Your goal
Update the lines from the first one through the line with "circulation-vector bbox=[372, 875, 429, 885]", replacing "svg-text" with "text-label" and leaving everything else as it is.

Task material
================

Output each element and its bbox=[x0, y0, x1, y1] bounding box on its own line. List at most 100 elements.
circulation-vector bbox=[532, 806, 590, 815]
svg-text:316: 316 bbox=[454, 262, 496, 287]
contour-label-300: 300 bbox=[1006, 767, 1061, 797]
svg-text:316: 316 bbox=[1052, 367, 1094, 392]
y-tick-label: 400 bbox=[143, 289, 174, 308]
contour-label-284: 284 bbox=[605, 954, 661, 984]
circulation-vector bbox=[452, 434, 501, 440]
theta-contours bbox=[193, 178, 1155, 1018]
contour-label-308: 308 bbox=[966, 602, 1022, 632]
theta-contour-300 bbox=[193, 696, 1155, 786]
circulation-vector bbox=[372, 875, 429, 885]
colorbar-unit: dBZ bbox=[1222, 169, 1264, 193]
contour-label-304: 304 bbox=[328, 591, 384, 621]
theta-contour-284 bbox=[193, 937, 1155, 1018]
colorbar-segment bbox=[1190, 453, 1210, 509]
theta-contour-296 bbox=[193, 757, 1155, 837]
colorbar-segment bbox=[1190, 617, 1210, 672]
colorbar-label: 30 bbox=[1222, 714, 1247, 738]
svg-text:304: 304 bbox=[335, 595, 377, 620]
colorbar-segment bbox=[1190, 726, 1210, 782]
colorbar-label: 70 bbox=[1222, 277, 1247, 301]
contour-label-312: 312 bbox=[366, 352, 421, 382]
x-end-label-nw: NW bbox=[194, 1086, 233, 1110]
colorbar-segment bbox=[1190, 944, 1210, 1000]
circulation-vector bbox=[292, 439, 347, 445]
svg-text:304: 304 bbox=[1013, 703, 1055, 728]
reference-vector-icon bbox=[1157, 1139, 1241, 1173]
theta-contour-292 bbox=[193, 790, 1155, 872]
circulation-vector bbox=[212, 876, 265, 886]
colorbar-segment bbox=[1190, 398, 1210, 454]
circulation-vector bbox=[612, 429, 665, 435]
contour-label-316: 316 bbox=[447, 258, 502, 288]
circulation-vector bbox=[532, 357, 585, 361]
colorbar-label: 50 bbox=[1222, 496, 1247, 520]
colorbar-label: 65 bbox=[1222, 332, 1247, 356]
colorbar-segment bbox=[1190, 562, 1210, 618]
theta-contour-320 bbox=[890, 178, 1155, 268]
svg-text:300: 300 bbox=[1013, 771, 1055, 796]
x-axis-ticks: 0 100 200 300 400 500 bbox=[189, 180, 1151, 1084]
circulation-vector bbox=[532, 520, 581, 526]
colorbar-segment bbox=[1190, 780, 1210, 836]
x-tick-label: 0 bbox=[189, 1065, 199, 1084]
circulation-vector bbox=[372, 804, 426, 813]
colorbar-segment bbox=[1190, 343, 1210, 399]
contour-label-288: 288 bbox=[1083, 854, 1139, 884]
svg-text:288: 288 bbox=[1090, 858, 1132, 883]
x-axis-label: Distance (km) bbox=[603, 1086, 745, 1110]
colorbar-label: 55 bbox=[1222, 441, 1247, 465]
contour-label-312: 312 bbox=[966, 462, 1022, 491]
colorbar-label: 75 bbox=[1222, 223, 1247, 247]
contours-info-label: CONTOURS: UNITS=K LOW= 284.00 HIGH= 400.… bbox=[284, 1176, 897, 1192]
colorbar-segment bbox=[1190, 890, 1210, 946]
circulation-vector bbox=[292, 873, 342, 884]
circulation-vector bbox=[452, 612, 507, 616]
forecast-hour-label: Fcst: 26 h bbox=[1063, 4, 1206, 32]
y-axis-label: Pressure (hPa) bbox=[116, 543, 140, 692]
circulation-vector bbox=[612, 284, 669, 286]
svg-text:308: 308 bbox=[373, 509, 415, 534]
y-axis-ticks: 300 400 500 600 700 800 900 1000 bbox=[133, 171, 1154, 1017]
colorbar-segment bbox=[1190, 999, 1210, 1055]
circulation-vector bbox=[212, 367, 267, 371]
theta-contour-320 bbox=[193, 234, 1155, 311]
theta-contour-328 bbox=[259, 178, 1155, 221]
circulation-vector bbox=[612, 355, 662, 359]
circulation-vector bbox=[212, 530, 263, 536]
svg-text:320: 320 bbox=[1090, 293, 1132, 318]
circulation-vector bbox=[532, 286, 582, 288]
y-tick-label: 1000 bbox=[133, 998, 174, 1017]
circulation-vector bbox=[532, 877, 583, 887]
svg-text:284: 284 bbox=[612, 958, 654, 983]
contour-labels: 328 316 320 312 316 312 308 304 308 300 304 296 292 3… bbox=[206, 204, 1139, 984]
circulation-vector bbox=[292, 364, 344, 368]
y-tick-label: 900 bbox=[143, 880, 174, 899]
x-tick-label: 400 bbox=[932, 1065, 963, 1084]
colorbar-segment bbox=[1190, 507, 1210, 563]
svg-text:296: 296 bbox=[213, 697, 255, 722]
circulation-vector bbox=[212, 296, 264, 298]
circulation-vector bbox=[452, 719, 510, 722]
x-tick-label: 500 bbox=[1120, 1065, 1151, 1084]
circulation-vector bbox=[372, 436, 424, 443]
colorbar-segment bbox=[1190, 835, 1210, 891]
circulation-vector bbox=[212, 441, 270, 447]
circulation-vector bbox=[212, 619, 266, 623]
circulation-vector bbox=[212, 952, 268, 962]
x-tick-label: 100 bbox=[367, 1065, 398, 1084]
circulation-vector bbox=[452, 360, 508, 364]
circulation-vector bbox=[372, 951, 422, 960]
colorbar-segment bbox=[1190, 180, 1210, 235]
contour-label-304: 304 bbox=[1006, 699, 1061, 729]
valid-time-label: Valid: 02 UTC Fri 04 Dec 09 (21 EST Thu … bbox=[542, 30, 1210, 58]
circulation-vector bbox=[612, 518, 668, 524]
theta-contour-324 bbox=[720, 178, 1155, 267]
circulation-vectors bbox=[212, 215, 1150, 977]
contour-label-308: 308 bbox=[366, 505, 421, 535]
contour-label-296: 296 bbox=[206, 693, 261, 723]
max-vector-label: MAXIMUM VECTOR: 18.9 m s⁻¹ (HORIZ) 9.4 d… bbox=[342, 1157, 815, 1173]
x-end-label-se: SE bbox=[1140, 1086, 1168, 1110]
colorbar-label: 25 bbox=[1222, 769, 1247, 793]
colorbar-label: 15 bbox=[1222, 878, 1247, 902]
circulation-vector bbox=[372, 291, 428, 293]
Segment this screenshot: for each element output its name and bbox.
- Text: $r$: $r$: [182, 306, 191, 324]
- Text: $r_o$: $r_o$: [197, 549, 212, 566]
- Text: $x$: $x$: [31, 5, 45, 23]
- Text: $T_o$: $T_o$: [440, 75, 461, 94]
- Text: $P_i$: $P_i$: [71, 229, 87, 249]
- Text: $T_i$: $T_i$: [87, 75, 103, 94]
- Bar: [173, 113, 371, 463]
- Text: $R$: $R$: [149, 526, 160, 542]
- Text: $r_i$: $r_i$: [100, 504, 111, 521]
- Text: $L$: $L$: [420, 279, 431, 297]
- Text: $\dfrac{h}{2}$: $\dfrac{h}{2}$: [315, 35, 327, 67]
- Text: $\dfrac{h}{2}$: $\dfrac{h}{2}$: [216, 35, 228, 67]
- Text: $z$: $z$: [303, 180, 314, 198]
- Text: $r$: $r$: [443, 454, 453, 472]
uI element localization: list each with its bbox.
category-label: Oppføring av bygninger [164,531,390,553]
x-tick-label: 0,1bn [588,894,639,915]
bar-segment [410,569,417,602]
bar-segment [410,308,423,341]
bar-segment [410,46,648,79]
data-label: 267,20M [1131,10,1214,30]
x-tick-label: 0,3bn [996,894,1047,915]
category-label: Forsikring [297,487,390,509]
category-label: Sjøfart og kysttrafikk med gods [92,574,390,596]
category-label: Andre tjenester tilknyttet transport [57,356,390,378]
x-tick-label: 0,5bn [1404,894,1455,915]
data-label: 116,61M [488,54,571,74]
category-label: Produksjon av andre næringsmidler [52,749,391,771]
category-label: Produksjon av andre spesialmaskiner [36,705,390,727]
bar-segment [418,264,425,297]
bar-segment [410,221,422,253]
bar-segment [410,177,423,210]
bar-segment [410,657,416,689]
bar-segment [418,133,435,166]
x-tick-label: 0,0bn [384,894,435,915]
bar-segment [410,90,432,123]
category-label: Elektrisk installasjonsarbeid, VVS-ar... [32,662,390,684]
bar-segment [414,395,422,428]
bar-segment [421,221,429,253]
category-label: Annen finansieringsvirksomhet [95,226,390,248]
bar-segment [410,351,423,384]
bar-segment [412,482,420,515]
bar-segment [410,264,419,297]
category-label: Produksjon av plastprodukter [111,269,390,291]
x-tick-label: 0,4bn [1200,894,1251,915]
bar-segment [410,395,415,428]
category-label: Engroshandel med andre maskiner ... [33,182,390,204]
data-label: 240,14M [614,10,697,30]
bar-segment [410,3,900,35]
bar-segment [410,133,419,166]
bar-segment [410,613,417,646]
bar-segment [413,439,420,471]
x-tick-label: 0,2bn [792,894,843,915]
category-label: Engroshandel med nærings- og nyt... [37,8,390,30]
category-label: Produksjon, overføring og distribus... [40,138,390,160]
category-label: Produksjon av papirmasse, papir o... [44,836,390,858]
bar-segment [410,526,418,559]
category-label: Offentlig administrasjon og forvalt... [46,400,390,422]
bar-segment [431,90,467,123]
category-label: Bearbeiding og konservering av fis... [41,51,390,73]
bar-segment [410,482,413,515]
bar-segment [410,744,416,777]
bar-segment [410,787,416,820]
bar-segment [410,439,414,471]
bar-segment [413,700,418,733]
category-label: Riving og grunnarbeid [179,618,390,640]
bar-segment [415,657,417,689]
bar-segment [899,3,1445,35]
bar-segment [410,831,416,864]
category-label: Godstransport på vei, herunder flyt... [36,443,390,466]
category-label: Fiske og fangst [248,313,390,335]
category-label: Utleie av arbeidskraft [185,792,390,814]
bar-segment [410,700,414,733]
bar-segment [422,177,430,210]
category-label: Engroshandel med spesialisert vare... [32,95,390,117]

================

Result of this exercise
Output each element and its bbox=[x0, y0, x1, y1] bounding box on its own line. List at most 100 elements.
circulation-vector bbox=[532, 806, 590, 815]
text-label:316: 316 bbox=[454, 262, 496, 287]
contour-label-300: 300 bbox=[1006, 767, 1061, 797]
text-label:316: 316 bbox=[1052, 367, 1094, 392]
y-tick-label: 400 bbox=[143, 289, 174, 308]
contour-label-284: 284 bbox=[605, 954, 661, 984]
circulation-vector bbox=[452, 434, 501, 440]
theta-contours bbox=[193, 178, 1155, 1018]
contour-label-308: 308 bbox=[966, 602, 1022, 632]
theta-contour-300 bbox=[193, 696, 1155, 786]
circulation-vector bbox=[372, 875, 429, 885]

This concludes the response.